What is asked: Look for the string "Jakie" in the lines and copy each line that has it.

START Extracted material

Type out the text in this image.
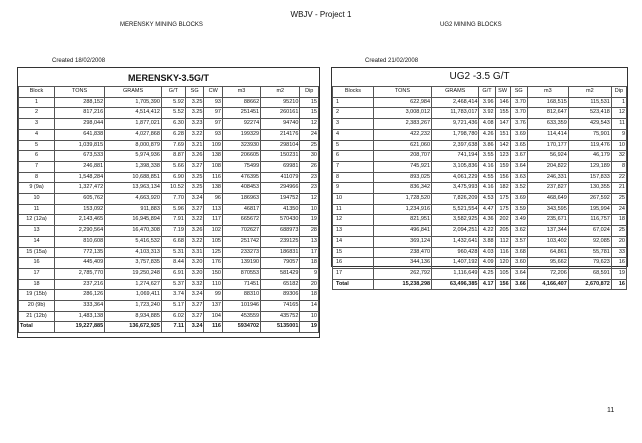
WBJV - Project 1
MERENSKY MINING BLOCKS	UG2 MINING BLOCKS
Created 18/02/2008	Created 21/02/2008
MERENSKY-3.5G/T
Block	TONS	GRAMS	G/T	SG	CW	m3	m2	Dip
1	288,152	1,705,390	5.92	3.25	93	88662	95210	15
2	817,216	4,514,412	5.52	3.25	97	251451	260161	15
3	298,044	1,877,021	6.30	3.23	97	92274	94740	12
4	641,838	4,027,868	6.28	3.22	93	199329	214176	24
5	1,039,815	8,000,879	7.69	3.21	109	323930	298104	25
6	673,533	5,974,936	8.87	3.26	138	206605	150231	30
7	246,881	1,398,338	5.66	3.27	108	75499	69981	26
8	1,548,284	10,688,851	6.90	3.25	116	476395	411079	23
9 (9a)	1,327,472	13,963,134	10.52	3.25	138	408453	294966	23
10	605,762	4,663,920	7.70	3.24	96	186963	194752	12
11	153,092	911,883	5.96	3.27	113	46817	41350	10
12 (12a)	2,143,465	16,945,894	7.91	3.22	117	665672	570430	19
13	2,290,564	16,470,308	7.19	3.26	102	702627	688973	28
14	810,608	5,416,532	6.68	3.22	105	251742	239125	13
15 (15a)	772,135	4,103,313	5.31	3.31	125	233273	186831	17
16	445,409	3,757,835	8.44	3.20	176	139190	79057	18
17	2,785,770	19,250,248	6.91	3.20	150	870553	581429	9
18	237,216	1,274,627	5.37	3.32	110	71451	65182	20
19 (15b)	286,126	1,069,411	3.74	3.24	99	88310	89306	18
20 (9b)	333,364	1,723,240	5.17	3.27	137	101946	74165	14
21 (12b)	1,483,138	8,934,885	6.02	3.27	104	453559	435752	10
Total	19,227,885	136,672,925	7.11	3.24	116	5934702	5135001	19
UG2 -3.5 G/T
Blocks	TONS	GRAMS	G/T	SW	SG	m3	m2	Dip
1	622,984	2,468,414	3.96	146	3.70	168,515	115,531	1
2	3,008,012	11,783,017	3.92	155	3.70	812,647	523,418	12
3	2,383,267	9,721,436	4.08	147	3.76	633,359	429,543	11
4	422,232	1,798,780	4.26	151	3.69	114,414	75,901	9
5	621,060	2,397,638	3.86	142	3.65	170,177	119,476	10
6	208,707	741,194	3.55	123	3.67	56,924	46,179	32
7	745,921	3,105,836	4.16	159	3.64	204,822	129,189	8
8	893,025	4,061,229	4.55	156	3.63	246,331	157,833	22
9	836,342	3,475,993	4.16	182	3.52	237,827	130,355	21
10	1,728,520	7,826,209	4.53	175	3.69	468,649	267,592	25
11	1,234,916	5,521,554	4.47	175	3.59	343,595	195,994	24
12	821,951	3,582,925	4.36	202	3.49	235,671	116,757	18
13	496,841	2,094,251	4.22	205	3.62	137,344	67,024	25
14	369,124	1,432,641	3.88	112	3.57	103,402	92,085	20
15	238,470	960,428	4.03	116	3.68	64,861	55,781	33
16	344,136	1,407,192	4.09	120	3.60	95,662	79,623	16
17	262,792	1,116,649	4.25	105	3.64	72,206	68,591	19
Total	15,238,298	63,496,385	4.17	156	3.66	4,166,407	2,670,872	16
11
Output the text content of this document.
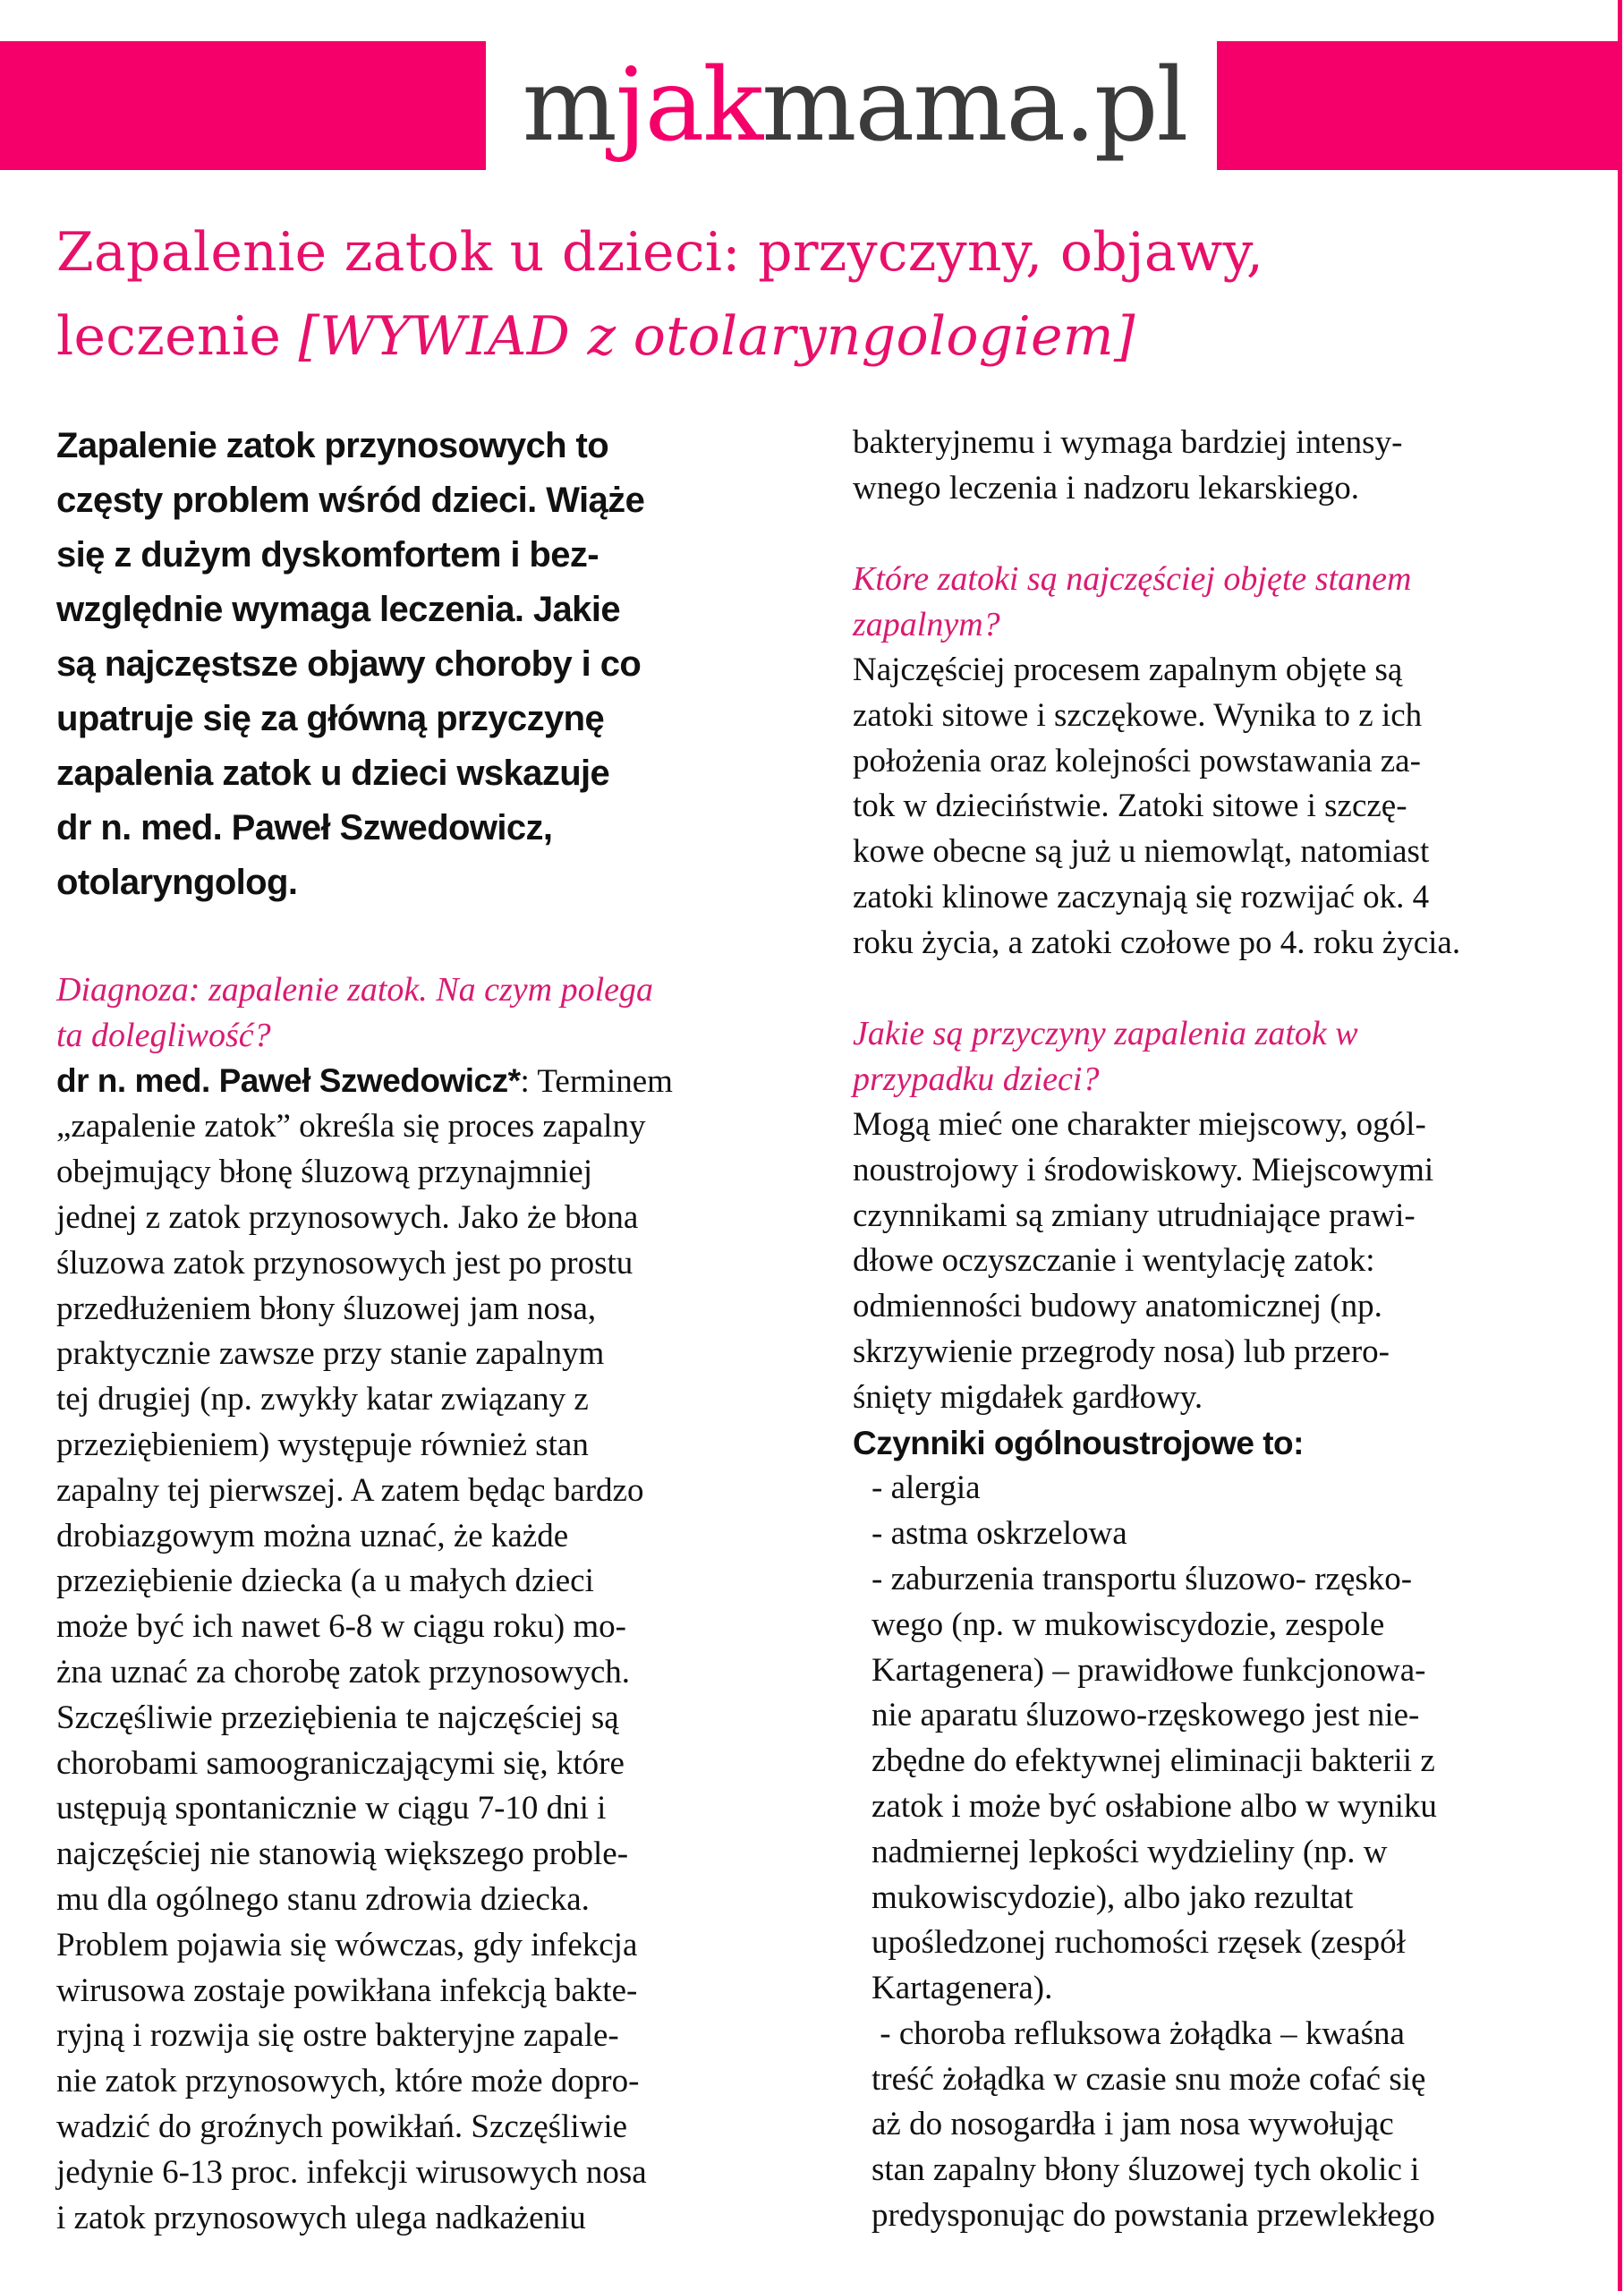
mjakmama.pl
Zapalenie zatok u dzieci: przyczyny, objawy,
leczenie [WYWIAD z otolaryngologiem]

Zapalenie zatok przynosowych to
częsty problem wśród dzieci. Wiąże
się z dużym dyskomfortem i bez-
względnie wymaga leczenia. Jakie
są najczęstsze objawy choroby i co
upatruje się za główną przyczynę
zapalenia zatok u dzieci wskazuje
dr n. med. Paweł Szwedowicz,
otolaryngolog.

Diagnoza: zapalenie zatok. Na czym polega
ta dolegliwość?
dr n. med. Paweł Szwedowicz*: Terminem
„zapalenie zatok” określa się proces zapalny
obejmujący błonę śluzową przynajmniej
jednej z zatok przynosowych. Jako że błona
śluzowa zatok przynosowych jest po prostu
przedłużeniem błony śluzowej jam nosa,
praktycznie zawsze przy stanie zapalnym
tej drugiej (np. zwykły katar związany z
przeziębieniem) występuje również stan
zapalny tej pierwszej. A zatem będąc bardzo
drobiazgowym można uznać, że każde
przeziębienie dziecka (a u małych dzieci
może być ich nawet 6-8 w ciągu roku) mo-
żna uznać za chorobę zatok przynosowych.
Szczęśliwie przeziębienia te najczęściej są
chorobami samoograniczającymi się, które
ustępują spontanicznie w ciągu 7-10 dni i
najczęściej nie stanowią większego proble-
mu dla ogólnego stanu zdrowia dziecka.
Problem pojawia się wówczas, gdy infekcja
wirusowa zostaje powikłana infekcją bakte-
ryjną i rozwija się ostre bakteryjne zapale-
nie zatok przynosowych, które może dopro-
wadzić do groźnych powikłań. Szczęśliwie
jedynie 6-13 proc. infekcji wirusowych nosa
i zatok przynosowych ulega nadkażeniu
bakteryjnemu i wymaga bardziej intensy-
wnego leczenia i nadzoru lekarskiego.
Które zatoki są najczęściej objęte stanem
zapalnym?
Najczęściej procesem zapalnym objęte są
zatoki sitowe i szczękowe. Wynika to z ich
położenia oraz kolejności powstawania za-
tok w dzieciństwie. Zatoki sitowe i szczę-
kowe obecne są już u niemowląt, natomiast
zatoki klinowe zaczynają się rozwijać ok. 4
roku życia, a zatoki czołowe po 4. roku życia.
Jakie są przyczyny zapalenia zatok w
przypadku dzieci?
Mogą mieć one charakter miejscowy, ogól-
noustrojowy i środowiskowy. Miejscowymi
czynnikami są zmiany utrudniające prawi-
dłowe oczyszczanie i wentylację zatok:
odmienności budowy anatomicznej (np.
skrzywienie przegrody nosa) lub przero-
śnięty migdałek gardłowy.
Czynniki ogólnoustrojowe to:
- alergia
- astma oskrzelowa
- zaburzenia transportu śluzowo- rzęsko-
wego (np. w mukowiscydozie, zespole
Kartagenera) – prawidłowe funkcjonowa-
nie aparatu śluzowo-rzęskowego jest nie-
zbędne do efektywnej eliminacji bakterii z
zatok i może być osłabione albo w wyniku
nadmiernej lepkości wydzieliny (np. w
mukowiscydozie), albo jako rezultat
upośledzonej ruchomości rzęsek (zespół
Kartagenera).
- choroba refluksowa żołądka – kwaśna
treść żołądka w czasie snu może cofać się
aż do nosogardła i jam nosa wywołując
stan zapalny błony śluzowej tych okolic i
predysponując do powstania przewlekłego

END Extracted material

Solution for this problem:
względnie wymaga leczenia. Jakie
Jakie są przyczyny zapalenia zatok w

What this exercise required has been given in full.